* BEGIN Working data *

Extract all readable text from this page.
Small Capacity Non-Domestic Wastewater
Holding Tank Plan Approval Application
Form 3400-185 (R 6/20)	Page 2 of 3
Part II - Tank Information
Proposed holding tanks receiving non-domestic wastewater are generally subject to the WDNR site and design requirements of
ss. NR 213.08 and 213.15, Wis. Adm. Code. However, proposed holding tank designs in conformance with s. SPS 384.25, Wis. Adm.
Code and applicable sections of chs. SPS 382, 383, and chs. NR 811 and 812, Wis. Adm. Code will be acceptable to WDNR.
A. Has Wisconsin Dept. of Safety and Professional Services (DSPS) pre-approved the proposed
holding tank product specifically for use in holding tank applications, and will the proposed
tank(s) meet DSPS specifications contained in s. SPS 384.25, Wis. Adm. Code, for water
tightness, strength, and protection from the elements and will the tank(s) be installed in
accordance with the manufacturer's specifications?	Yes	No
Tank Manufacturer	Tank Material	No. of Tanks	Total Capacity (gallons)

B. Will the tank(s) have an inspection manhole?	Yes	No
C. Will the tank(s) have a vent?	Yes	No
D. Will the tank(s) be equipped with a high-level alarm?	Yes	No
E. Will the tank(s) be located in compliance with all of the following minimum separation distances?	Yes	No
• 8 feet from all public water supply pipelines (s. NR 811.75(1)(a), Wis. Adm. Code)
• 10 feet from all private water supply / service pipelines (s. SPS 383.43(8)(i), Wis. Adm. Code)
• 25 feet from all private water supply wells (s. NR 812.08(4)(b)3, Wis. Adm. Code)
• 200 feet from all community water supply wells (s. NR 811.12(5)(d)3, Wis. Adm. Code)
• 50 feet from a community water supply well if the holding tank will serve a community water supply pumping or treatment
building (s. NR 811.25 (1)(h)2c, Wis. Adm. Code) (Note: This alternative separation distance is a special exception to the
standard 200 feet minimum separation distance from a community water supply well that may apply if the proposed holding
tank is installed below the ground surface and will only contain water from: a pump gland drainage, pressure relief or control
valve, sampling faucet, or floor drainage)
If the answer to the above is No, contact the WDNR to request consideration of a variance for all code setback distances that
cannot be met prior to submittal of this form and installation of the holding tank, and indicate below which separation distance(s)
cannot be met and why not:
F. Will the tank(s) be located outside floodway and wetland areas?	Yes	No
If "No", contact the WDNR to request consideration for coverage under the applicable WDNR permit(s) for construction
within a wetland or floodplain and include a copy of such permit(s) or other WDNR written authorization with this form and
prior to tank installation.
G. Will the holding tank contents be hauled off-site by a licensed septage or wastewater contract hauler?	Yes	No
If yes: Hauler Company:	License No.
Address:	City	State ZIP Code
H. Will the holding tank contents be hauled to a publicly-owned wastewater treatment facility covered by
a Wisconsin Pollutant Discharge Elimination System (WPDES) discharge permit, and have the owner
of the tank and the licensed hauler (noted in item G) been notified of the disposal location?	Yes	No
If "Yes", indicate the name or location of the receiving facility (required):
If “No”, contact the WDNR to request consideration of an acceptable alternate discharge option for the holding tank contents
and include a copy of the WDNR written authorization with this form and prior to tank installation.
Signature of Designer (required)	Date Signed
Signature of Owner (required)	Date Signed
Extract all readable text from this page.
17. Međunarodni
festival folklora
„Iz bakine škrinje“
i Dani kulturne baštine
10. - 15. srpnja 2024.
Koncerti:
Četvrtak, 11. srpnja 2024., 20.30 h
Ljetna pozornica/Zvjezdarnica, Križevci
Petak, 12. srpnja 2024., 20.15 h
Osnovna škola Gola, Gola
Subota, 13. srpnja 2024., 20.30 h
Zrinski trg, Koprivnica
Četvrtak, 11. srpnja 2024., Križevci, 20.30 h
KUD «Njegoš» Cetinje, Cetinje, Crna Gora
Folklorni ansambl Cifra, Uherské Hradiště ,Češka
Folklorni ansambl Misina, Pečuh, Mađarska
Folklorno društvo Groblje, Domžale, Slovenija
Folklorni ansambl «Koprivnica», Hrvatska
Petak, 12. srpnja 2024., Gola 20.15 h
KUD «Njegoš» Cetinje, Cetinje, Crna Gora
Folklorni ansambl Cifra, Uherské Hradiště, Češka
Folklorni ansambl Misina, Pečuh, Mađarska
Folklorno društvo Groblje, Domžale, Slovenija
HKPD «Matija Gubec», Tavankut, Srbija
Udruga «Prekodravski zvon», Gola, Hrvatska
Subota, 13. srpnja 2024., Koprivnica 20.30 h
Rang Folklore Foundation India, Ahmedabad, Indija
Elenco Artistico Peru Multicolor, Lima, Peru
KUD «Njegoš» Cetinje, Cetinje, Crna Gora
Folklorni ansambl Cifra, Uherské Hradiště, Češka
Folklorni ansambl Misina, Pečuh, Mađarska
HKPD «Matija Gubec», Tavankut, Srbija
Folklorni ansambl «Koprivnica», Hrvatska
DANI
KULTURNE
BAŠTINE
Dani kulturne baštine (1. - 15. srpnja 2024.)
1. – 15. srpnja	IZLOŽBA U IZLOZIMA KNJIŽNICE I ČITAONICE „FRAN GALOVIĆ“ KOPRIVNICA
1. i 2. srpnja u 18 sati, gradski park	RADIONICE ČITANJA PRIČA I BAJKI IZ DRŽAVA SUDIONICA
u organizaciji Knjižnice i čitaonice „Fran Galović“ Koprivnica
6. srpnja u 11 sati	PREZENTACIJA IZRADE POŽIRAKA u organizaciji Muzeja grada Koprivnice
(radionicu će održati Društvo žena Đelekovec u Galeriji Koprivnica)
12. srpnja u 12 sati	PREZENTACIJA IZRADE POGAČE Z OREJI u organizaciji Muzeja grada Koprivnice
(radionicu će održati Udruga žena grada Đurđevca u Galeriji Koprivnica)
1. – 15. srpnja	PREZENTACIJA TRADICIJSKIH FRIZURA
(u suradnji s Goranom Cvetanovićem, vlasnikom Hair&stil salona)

* END Working data *

Write out all the records above again, exactly as they stand.

Extract all readable text from this page.
Small Capacity Non-Domestic Wastewater
Holding Tank Plan Approval Application
Form 3400-185 (R 6/20)	Page 2 of 3
Part II - Tank Information
Proposed holding tanks receiving non-domestic wastewater are generally subject to the WDNR site and design requirements of
ss. NR 213.08 and 213.15, Wis. Adm. Code. However, proposed holding tank designs in conformance with s. SPS 384.25, Wis. Adm.
Code and applicable sections of chs. SPS 382, 383, and chs. NR 811 and 812, Wis. Adm. Code will be acceptable to WDNR.
A. Has Wisconsin Dept. of Safety and Professional Services (DSPS) pre-approved the proposed
holding tank product specifically for use in holding tank applications, and will the proposed
tank(s) meet DSPS specifications contained in s. SPS 384.25, Wis. Adm. Code, for water
tightness, strength, and protection from the elements and will the tank(s) be installed in
accordance with the manufacturer's specifications?	Yes	No
Tank Manufacturer	Tank Material	No. of Tanks	Total Capacity (gallons)

B. Will the tank(s) have an inspection manhole?	Yes	No
C. Will the tank(s) have a vent?	Yes	No
D. Will the tank(s) be equipped with a high-level alarm?	Yes	No
E. Will the tank(s) be located in compliance with all of the following minimum separation distances?	Yes	No
• 8 feet from all public water supply pipelines (s. NR 811.75(1)(a), Wis. Adm. Code)
• 10 feet from all private water supply / service pipelines (s. SPS 383.43(8)(i), Wis. Adm. Code)
• 25 feet from all private water supply wells (s. NR 812.08(4)(b)3, Wis. Adm. Code)
• 200 feet from all community water supply wells (s. NR 811.12(5)(d)3, Wis. Adm. Code)
• 50 feet from a community water supply well if the holding tank will serve a community water supply pumping or treatment
building (s. NR 811.25 (1)(h)2c, Wis. Adm. Code) (Note: This alternative separation distance is a special exception to the
standard 200 feet minimum separation distance from a community water supply well that may apply if the proposed holding
tank is installed below the ground surface and will only contain water from: a pump gland drainage, pressure relief or control
valve, sampling faucet, or floor drainage)
If the answer to the above is No, contact the WDNR to request consideration of a variance for all code setback distances that
cannot be met prior to submittal of this form and installation of the holding tank, and indicate below which separation distance(s)
cannot be met and why not:
F. Will the tank(s) be located outside floodway and wetland areas?	Yes	No
If "No", contact the WDNR to request consideration for coverage under the applicable WDNR permit(s) for construction
within a wetland or floodplain and include a copy of such permit(s) or other WDNR written authorization with this form and
prior to tank installation.
G. Will the holding tank contents be hauled off-site by a licensed septage or wastewater contract hauler?	Yes	No
If yes: Hauler Company:	License No.
Address:	City	State ZIP Code
H. Will the holding tank contents be hauled to a publicly-owned wastewater treatment facility covered by
a Wisconsin Pollutant Discharge Elimination System (WPDES) discharge permit, and have the owner
of the tank and the licensed hauler (noted in item G) been notified of the disposal location?	Yes	No
If "Yes", indicate the name or location of the receiving facility (required):
If “No”, contact the WDNR to request consideration of an acceptable alternate discharge option for the holding tank contents
and include a copy of the WDNR written authorization with this form and prior to tank installation.
Signature of Designer (required)	Date Signed
Signature of Owner (required)	Date Signed
Extract all readable text from this page.
17. Međunarodni
festival folklora
„Iz bakine škrinje“
i Dani kulturne baštine
10. - 15. srpnja 2024.
Koncerti:
Četvrtak, 11. srpnja 2024., 20.30 h
Ljetna pozornica/Zvjezdarnica, Križevci
Petak, 12. srpnja 2024., 20.15 h
Osnovna škola Gola, Gola
Subota, 13. srpnja 2024., 20.30 h
Zrinski trg, Koprivnica
Četvrtak, 11. srpnja 2024., Križevci, 20.30 h
KUD «Njegoš» Cetinje, Cetinje, Crna Gora
Folklorni ansambl Cifra, Uherské Hradiště ,Češka
Folklorni ansambl Misina, Pečuh, Mađarska
Folklorno društvo Groblje, Domžale, Slovenija
Folklorni ansambl «Koprivnica», Hrvatska
Petak, 12. srpnja 2024., Gola 20.15 h
KUD «Njegoš» Cetinje, Cetinje, Crna Gora
Folklorni ansambl Cifra, Uherské Hradiště, Češka
Folklorni ansambl Misina, Pečuh, Mađarska
Folklorno društvo Groblje, Domžale, Slovenija
HKPD «Matija Gubec», Tavankut, Srbija
Udruga «Prekodravski zvon», Gola, Hrvatska
Subota, 13. srpnja 2024., Koprivnica 20.30 h
Rang Folklore Foundation India, Ahmedabad, Indija
Elenco Artistico Peru Multicolor, Lima, Peru
KUD «Njegoš» Cetinje, Cetinje, Crna Gora
Folklorni ansambl Cifra, Uherské Hradiště, Češka
Folklorni ansambl Misina, Pečuh, Mađarska
HKPD «Matija Gubec», Tavankut, Srbija
Folklorni ansambl «Koprivnica», Hrvatska
DANI
KULTURNE
BAŠTINE
Dani kulturne baštine (1. - 15. srpnja 2024.)
1. – 15. srpnja	IZLOŽBA U IZLOZIMA KNJIŽNICE I ČITAONICE „FRAN GALOVIĆ“ KOPRIVNICA
1. i 2. srpnja u 18 sati, gradski park	RADIONICE ČITANJA PRIČA I BAJKI IZ DRŽAVA SUDIONICA
u organizaciji Knjižnice i čitaonice „Fran Galović“ Koprivnica
6. srpnja u 11 sati	PREZENTACIJA IZRADE POŽIRAKA u organizaciji Muzeja grada Koprivnice
(radionicu će održati Društvo žena Đelekovec u Galeriji Koprivnica)
12. srpnja u 12 sati	PREZENTACIJA IZRADE POGAČE Z OREJI u organizaciji Muzeja grada Koprivnice
(radionicu će održati Udruga žena grada Đurđevca u Galeriji Koprivnica)
1. – 15. srpnja	PREZENTACIJA TRADICIJSKIH FRIZURA
(u suradnji s Goranom Cvetanovićem, vlasnikom Hair&stil salona)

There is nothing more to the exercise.